(Stored data)
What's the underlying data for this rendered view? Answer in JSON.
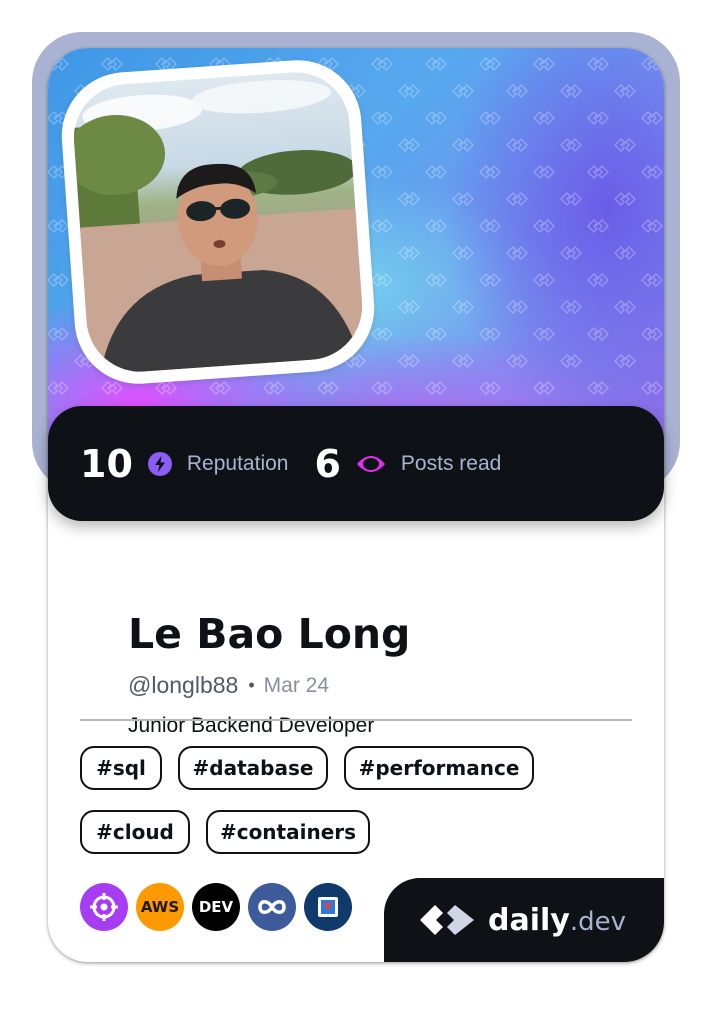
{
  "stats": {
    "reputation_value": "10",
    "reputation_label": "Reputation",
    "posts_value": "6",
    "posts_label": "Posts read"
  },
  "profile": {
    "name": "Le Bao Long",
    "handle": "@longlb88",
    "separator": "•",
    "joined": "Mar 24",
    "bio": "Junior Backend Developer"
  },
  "tags": [
    "#sql",
    "#database",
    "#performance",
    "#cloud",
    "#containers"
  ],
  "tools": [
    {
      "icon": "crosshair-icon",
      "color": "#a73df2"
    },
    {
      "icon": "aws-icon",
      "label": "AWS",
      "color": "#ff9900"
    },
    {
      "icon": "dev-icon",
      "label": "DEV",
      "color": "#000000"
    },
    {
      "icon": "infinity-icon",
      "color": "#3d5a9b"
    },
    {
      "icon": "jira-icon",
      "color": "#0f3a6b"
    }
  ],
  "brand": {
    "name": "daily",
    "suffix": ".dev"
  },
  "colors": {
    "reputation_icon": "#8c5cf7",
    "posts_icon": "#e02ef0",
    "card_bg": "#ffffff",
    "dark": "#0e1217",
    "frame": "#a9b2d2"
  }
}
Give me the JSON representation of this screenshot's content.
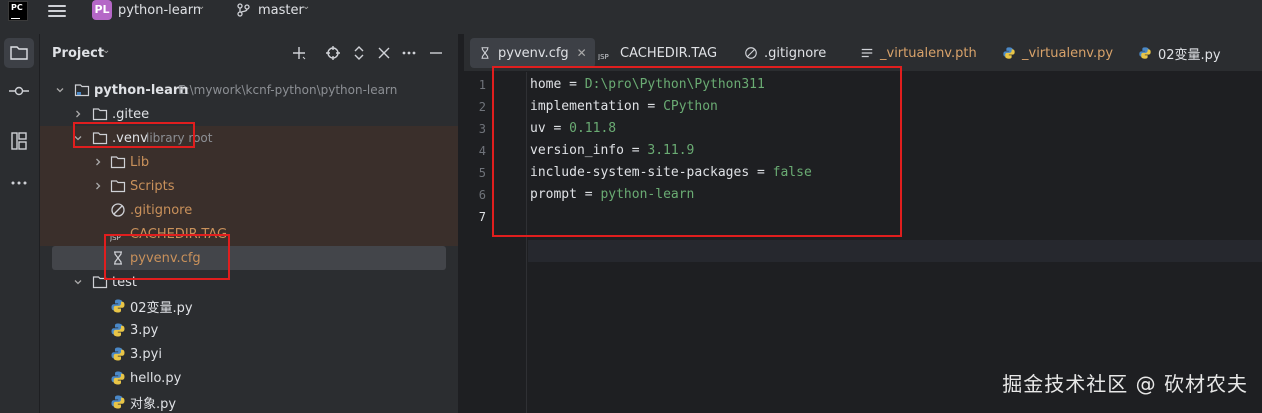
{
  "topbar": {
    "app_logo": "PC",
    "project_badge": "PL",
    "project_name": "python-learn",
    "branch": "master",
    "chevron": "⌄"
  },
  "project_panel": {
    "title": "Project",
    "header_icons": [
      "add-icon",
      "locate-icon",
      "expand-icon",
      "collapse-icon",
      "minimize-icon"
    ]
  },
  "tree": [
    {
      "label": "python-learn",
      "secondary": "E:\\mywork\\kcnf-python\\python-learn",
      "type": "folder",
      "bold": true
    },
    {
      "label": ".gitee",
      "type": "folder"
    },
    {
      "label": ".venv",
      "secondary": "library root",
      "type": "folder"
    },
    {
      "label": "Lib",
      "type": "folder"
    },
    {
      "label": "Scripts",
      "type": "folder"
    },
    {
      "label": ".gitignore",
      "type": "ignore-file"
    },
    {
      "label": "CACHEDIR.TAG",
      "type": "jsp-file"
    },
    {
      "label": "pyvenv.cfg",
      "type": "cfg-file",
      "selected": true
    },
    {
      "label": "test",
      "type": "folder"
    },
    {
      "label": "02变量.py",
      "type": "python-file"
    },
    {
      "label": "3.py",
      "type": "python-file"
    },
    {
      "label": "3.pyi",
      "type": "python-file"
    },
    {
      "label": "hello.py",
      "type": "python-file"
    },
    {
      "label": "对象.py",
      "type": "python-file"
    }
  ],
  "tabs": [
    {
      "label": "pyvenv.cfg",
      "active": true
    },
    {
      "label": "CACHEDIR.TAG"
    },
    {
      "label": ".gitignore"
    },
    {
      "label": "_virtualenv.pth"
    },
    {
      "label": "_virtualenv.py"
    },
    {
      "label": "02变量.py"
    }
  ],
  "tab_close": "✕",
  "code_lines": [
    {
      "n": "1",
      "key": "home = ",
      "val": "D:\\pro\\Python\\Python311"
    },
    {
      "n": "2",
      "key": "implementation = ",
      "val": "CPython"
    },
    {
      "n": "3",
      "key": "uv = ",
      "val": "0.11.8"
    },
    {
      "n": "4",
      "key": "version_info = ",
      "val": "3.11.9"
    },
    {
      "n": "5",
      "key": "include-system-site-packages = ",
      "val": "false"
    },
    {
      "n": "6",
      "key": "prompt = ",
      "val": "python-learn"
    },
    {
      "n": "7",
      "key": "",
      "val": ""
    }
  ],
  "watermark": "掘金技术社区 @ 砍材农夫",
  "colors": {
    "accent_red": "#e01e1e",
    "value_green": "#6aab73",
    "ignored_orange": "#c9915b",
    "project_badge": "#b567c7"
  }
}
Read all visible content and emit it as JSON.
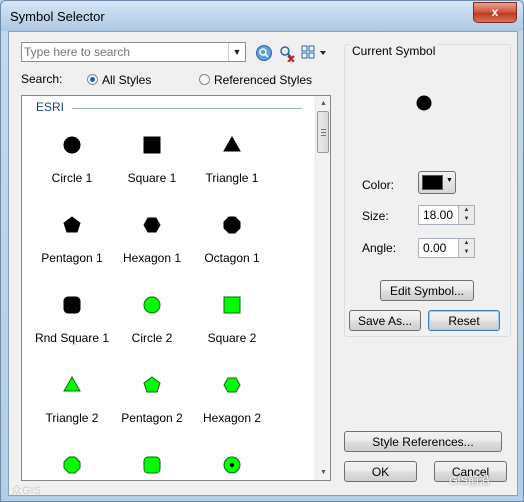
{
  "window": {
    "title": "Symbol Selector",
    "close_label": "x"
  },
  "search": {
    "placeholder": "Type here to search",
    "scope_label": "Search:",
    "option_all": "All Styles",
    "option_referenced": "Referenced Styles",
    "selected": "All Styles"
  },
  "list": {
    "group": "ESRI",
    "symbols": [
      {
        "label": "Circle 1",
        "shape": "circle",
        "color": "#000000"
      },
      {
        "label": "Square 1",
        "shape": "square",
        "color": "#000000"
      },
      {
        "label": "Triangle 1",
        "shape": "triangle",
        "color": "#000000"
      },
      {
        "label": "Pentagon 1",
        "shape": "pentagon",
        "color": "#000000"
      },
      {
        "label": "Hexagon 1",
        "shape": "hexagon",
        "color": "#000000"
      },
      {
        "label": "Octagon 1",
        "shape": "octagon",
        "color": "#000000"
      },
      {
        "label": "Rnd Square 1",
        "shape": "rounded-square",
        "color": "#000000"
      },
      {
        "label": "Circle 2",
        "shape": "circle",
        "color": "#00ff00"
      },
      {
        "label": "Square 2",
        "shape": "square",
        "color": "#00ff00"
      },
      {
        "label": "Triangle 2",
        "shape": "triangle",
        "color": "#00ff00"
      },
      {
        "label": "Pentagon 2",
        "shape": "pentagon",
        "color": "#00ff00"
      },
      {
        "label": "Hexagon 2",
        "shape": "hexagon",
        "color": "#00ff00"
      },
      {
        "label": "",
        "shape": "octagon",
        "color": "#00ff00"
      },
      {
        "label": "",
        "shape": "rounded-square",
        "color": "#00ff00"
      },
      {
        "label": "",
        "shape": "circle-dot",
        "color": "#00ff00"
      }
    ]
  },
  "current_symbol": {
    "title": "Current Symbol",
    "preview_color": "#000000",
    "color_label": "Color:",
    "color_value": "#000000",
    "size_label": "Size:",
    "size_value": "18.00",
    "angle_label": "Angle:",
    "angle_value": "0.00",
    "edit_button": "Edit Symbol...",
    "save_as_button": "Save As...",
    "reset_button": "Reset"
  },
  "footer": {
    "style_references_button": "Style References...",
    "ok_button": "OK",
    "cancel_button": "Cancel"
  },
  "watermarks": {
    "left": "众GIS",
    "right": "GIS前沿"
  }
}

◆ REQUIRED WORK ◆
Every line above that contains the word "content" should be reported.

◆ EXERCISE OUTPUT ◆
Give me the JSON representation of this screenshot's content.
Read all visible content and emit it as JSON.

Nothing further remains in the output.